### Task instructions
Return all lines from the listing below in which the string "BINANCE" occurs.

### Chart and figure data
========================
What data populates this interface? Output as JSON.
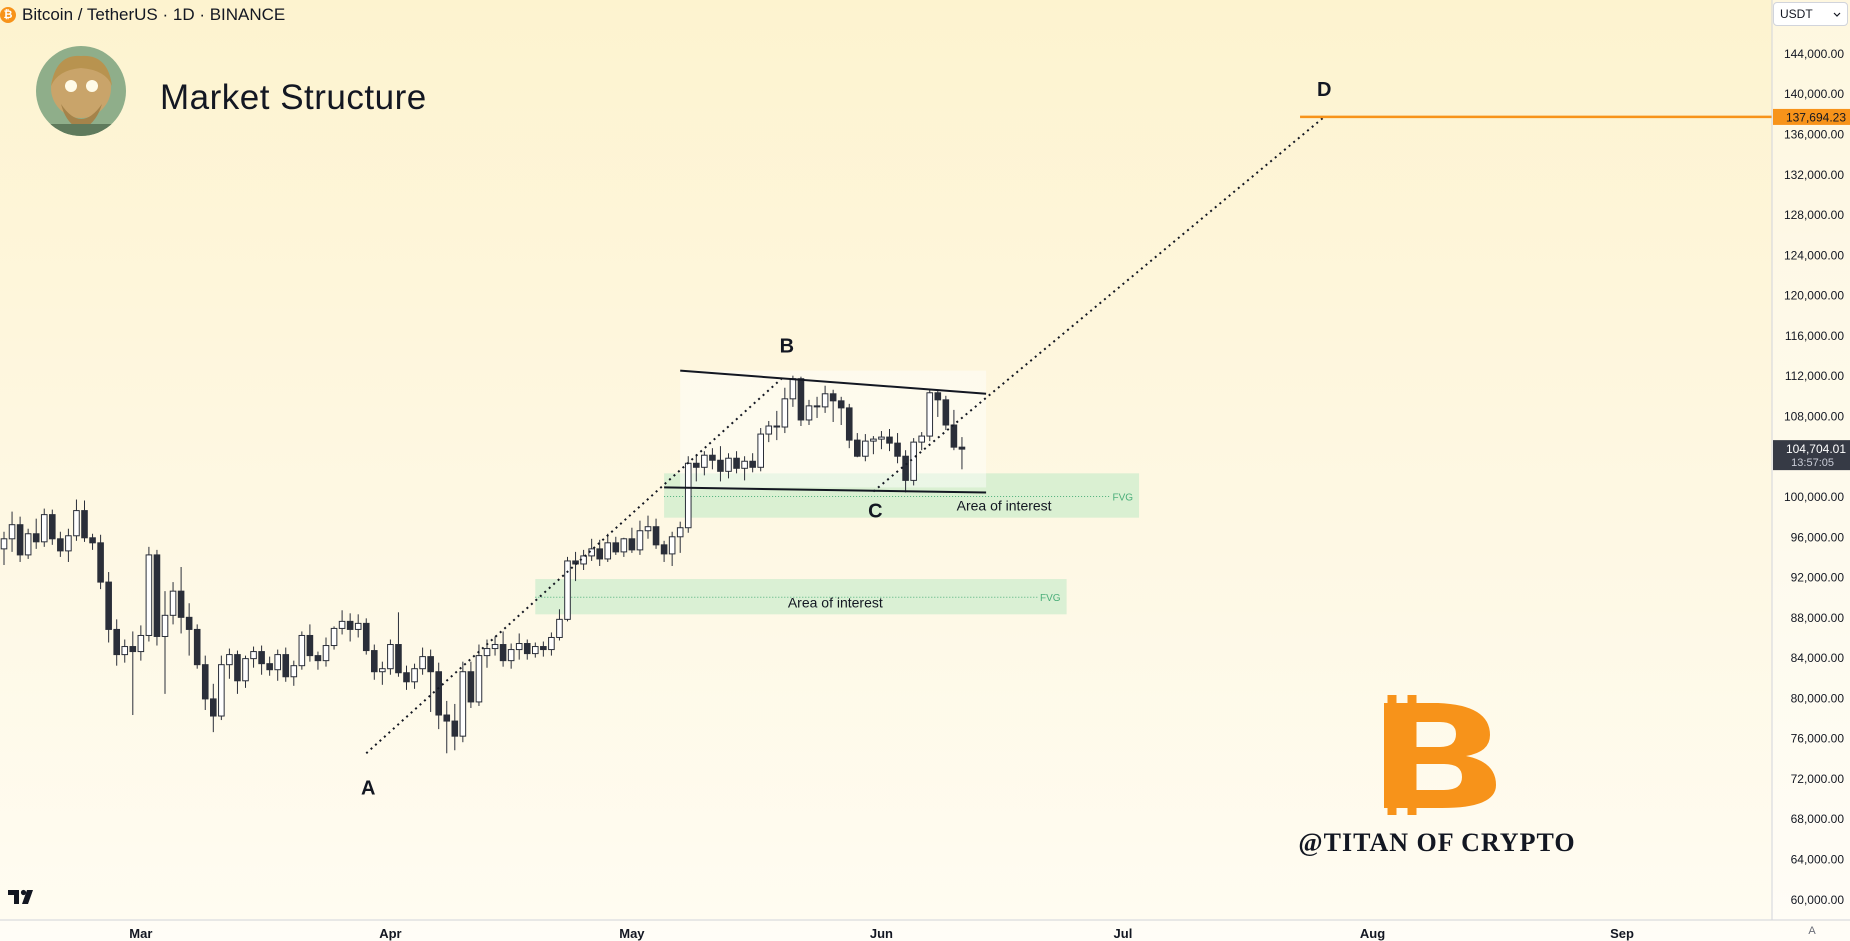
{
  "header": {
    "symbol_title": "Bitcoin / TetherUS · 1D · BINANCE",
    "coin_icon": "bitcoin-icon",
    "currency": "USDT",
    "currency_icon": "chevron-down-icon"
  },
  "headline": "Market Structure",
  "watermark": "@TITAN OF CRYPTO",
  "scale_mode": "A",
  "colors": {
    "up_candle": "#ffffff",
    "down_candle": "#2a2e39",
    "target_line": "#f7931a",
    "zone_fill": "#b5e8c2",
    "fvg_text": "#4caf7a",
    "price_label_bg": "#363a45"
  },
  "chart_data": {
    "type": "candlestick",
    "symbol": "Bitcoin / TetherUS",
    "interval": "1D",
    "exchange": "BINANCE",
    "y_axis": {
      "range": [
        58000,
        148000
      ],
      "ticks": [
        "60,000.00",
        "64,000.00",
        "68,000.00",
        "72,000.00",
        "76,000.00",
        "80,000.00",
        "84,000.00",
        "88,000.00",
        "92,000.00",
        "96,000.00",
        "100,000.00",
        "104,000.00",
        "108,000.00",
        "112,000.00",
        "116,000.00",
        "120,000.00",
        "124,000.00",
        "128,000.00",
        "132,000.00",
        "136,000.00",
        "140,000.00",
        "144,000.00"
      ]
    },
    "x_axis": {
      "labels": [
        {
          "text": "Mar",
          "day": 17
        },
        {
          "text": "Apr",
          "day": 48
        },
        {
          "text": "May",
          "day": 78
        },
        {
          "text": "Jun",
          "day": 109
        },
        {
          "text": "Jul",
          "day": 139
        },
        {
          "text": "Aug",
          "day": 170
        },
        {
          "text": "Sep",
          "day": 201
        }
      ]
    },
    "current_price": {
      "value": "104,704.01",
      "countdown": "13:57:05",
      "price": 104704
    },
    "target_price": {
      "value": "137,694.23",
      "price": 137694
    },
    "candles": [
      [
        94800,
        96500,
        93200,
        95800
      ],
      [
        95800,
        98500,
        94500,
        97200
      ],
      [
        97200,
        98000,
        93500,
        94200
      ],
      [
        94200,
        96800,
        93800,
        96300
      ],
      [
        96300,
        97800,
        94800,
        95500
      ],
      [
        95500,
        98800,
        95000,
        98200
      ],
      [
        98200,
        98700,
        95200,
        95800
      ],
      [
        95800,
        96500,
        94000,
        94600
      ],
      [
        94600,
        96800,
        93500,
        96100
      ],
      [
        96100,
        99700,
        95600,
        98600
      ],
      [
        98600,
        99600,
        95500,
        95900
      ],
      [
        95900,
        96300,
        94700,
        95400
      ],
      [
        95400,
        96200,
        90800,
        91500
      ],
      [
        91500,
        92500,
        85500,
        86800
      ],
      [
        86800,
        87800,
        83200,
        84300
      ],
      [
        84300,
        85800,
        83500,
        85100
      ],
      [
        85100,
        86600,
        78300,
        84600
      ],
      [
        84600,
        87200,
        83700,
        86200
      ],
      [
        86200,
        95000,
        85600,
        94200
      ],
      [
        94200,
        94700,
        85200,
        86100
      ],
      [
        86100,
        90600,
        80400,
        88200
      ],
      [
        88200,
        91500,
        87300,
        90600
      ],
      [
        90600,
        93000,
        86400,
        88000
      ],
      [
        88000,
        89400,
        84200,
        86800
      ],
      [
        86800,
        87300,
        82900,
        83300
      ],
      [
        83300,
        84200,
        78800,
        79900
      ],
      [
        79900,
        81400,
        76600,
        78200
      ],
      [
        78200,
        84200,
        77800,
        83300
      ],
      [
        83300,
        84900,
        81900,
        84300
      ],
      [
        84300,
        84700,
        80400,
        81700
      ],
      [
        81700,
        84200,
        81000,
        83900
      ],
      [
        83900,
        85100,
        83000,
        84600
      ],
      [
        84600,
        85200,
        82300,
        83400
      ],
      [
        83400,
        84100,
        82200,
        82800
      ],
      [
        82800,
        84800,
        81700,
        84300
      ],
      [
        84300,
        85000,
        81600,
        82100
      ],
      [
        82100,
        83700,
        81200,
        83200
      ],
      [
        83200,
        86600,
        82800,
        86200
      ],
      [
        86200,
        87300,
        83600,
        84200
      ],
      [
        84200,
        84600,
        82800,
        83700
      ],
      [
        83700,
        86000,
        83100,
        85200
      ],
      [
        85200,
        87100,
        84800,
        86900
      ],
      [
        86900,
        88700,
        86300,
        87600
      ],
      [
        87600,
        88400,
        85600,
        86800
      ],
      [
        86800,
        88300,
        86000,
        87400
      ],
      [
        87400,
        87900,
        84300,
        84700
      ],
      [
        84700,
        85300,
        81800,
        82600
      ],
      [
        82600,
        83600,
        81300,
        82900
      ],
      [
        82900,
        85800,
        82300,
        85300
      ],
      [
        85300,
        88500,
        82100,
        82500
      ],
      [
        82500,
        83200,
        80800,
        81600
      ],
      [
        81600,
        83400,
        80900,
        82900
      ],
      [
        82900,
        85000,
        82300,
        84100
      ],
      [
        84100,
        84800,
        78600,
        82600
      ],
      [
        82600,
        83500,
        76900,
        78300
      ],
      [
        78300,
        79700,
        74500,
        77700
      ],
      [
        77700,
        79400,
        74800,
        76200
      ],
      [
        76200,
        83600,
        75600,
        82600
      ],
      [
        82600,
        83600,
        79000,
        79600
      ],
      [
        79600,
        85300,
        79200,
        84200
      ],
      [
        84200,
        85800,
        83000,
        84900
      ],
      [
        84900,
        86100,
        84200,
        85300
      ],
      [
        85300,
        86600,
        83100,
        83700
      ],
      [
        83700,
        85400,
        82900,
        84800
      ],
      [
        84800,
        86400,
        83800,
        85400
      ],
      [
        85400,
        85800,
        83800,
        84400
      ],
      [
        84400,
        85500,
        84000,
        85100
      ],
      [
        85100,
        85600,
        84100,
        84800
      ],
      [
        84800,
        86500,
        84200,
        86000
      ],
      [
        86000,
        88800,
        85700,
        87800
      ],
      [
        87800,
        94000,
        87600,
        93600
      ],
      [
        93600,
        94500,
        91600,
        93300
      ],
      [
        93300,
        94700,
        92700,
        94100
      ],
      [
        94100,
        95800,
        93600,
        94800
      ],
      [
        94800,
        95700,
        93100,
        93800
      ],
      [
        93800,
        96300,
        93500,
        95400
      ],
      [
        95400,
        96000,
        94200,
        94500
      ],
      [
        94500,
        95900,
        94000,
        95800
      ],
      [
        95800,
        96900,
        94400,
        94700
      ],
      [
        94700,
        97600,
        94200,
        96600
      ],
      [
        96600,
        98100,
        95800,
        97000
      ],
      [
        97000,
        97800,
        94800,
        95200
      ],
      [
        95200,
        95600,
        93500,
        94300
      ],
      [
        94300,
        96500,
        93100,
        96000
      ],
      [
        96000,
        97500,
        94400,
        96900
      ],
      [
        96900,
        104000,
        96400,
        103300
      ],
      [
        103300,
        104200,
        101500,
        102900
      ],
      [
        102900,
        104500,
        102100,
        104100
      ],
      [
        104100,
        104800,
        102700,
        103600
      ],
      [
        103600,
        105000,
        101500,
        102500
      ],
      [
        102500,
        104300,
        101800,
        103800
      ],
      [
        103800,
        104500,
        102300,
        102800
      ],
      [
        102800,
        104000,
        101600,
        103500
      ],
      [
        103500,
        104300,
        102400,
        102900
      ],
      [
        102900,
        106800,
        102500,
        106200
      ],
      [
        106200,
        107500,
        105400,
        107000
      ],
      [
        107000,
        108500,
        105600,
        106900
      ],
      [
        106900,
        110800,
        106300,
        109700
      ],
      [
        109700,
        112000,
        108900,
        111700
      ],
      [
        111700,
        111900,
        107000,
        107600
      ],
      [
        107600,
        109600,
        107100,
        109000
      ],
      [
        109000,
        109900,
        107800,
        108900
      ],
      [
        108900,
        111000,
        108300,
        110200
      ],
      [
        110200,
        110600,
        107400,
        109500
      ],
      [
        109500,
        109900,
        107100,
        108800
      ],
      [
        108800,
        109200,
        104800,
        105600
      ],
      [
        105600,
        106300,
        103900,
        104000
      ],
      [
        104000,
        106200,
        103500,
        105500
      ],
      [
        105500,
        106000,
        104200,
        105700
      ],
      [
        105700,
        106500,
        104700,
        105900
      ],
      [
        105900,
        106700,
        104500,
        105300
      ],
      [
        105300,
        106300,
        103300,
        104000
      ],
      [
        104000,
        104600,
        100400,
        101600
      ],
      [
        101600,
        105800,
        101100,
        105400
      ],
      [
        105400,
        106400,
        104600,
        106000
      ],
      [
        106000,
        110600,
        105500,
        110300
      ],
      [
        110300,
        110500,
        107900,
        109600
      ],
      [
        109600,
        110000,
        106600,
        107100
      ],
      [
        107100,
        108600,
        104600,
        104900
      ],
      [
        104900,
        105900,
        102700,
        104704
      ]
    ],
    "annotations": {
      "points": [
        {
          "label": "A",
          "day": 45,
          "price": 74500
        },
        {
          "label": "B",
          "day": 97,
          "price": 112000
        },
        {
          "label": "C",
          "day": 108,
          "price": 100500
        },
        {
          "label": "D",
          "day": 164,
          "price": 137694
        }
      ],
      "zones": [
        {
          "label": "Area of interest",
          "tag": "FVG",
          "from_day": 82,
          "to_day": 141,
          "low": 97900,
          "high": 102300,
          "mid": 100000
        },
        {
          "label": "Area of interest",
          "tag": "FVG",
          "from_day": 66,
          "to_day": 132,
          "low": 88300,
          "high": 91800,
          "mid": 90000
        }
      ],
      "channel": {
        "upper": [
          [
            84,
            112500
          ],
          [
            122,
            110200
          ]
        ],
        "lower": [
          [
            82,
            100900
          ],
          [
            122,
            100400
          ]
        ]
      },
      "target_line_from_day": 161
    }
  }
}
========================
### Complete response
    "symbol_title": "Bitcoin / TetherUS · 1D · BINANCE",
    "exchange": "BINANCE",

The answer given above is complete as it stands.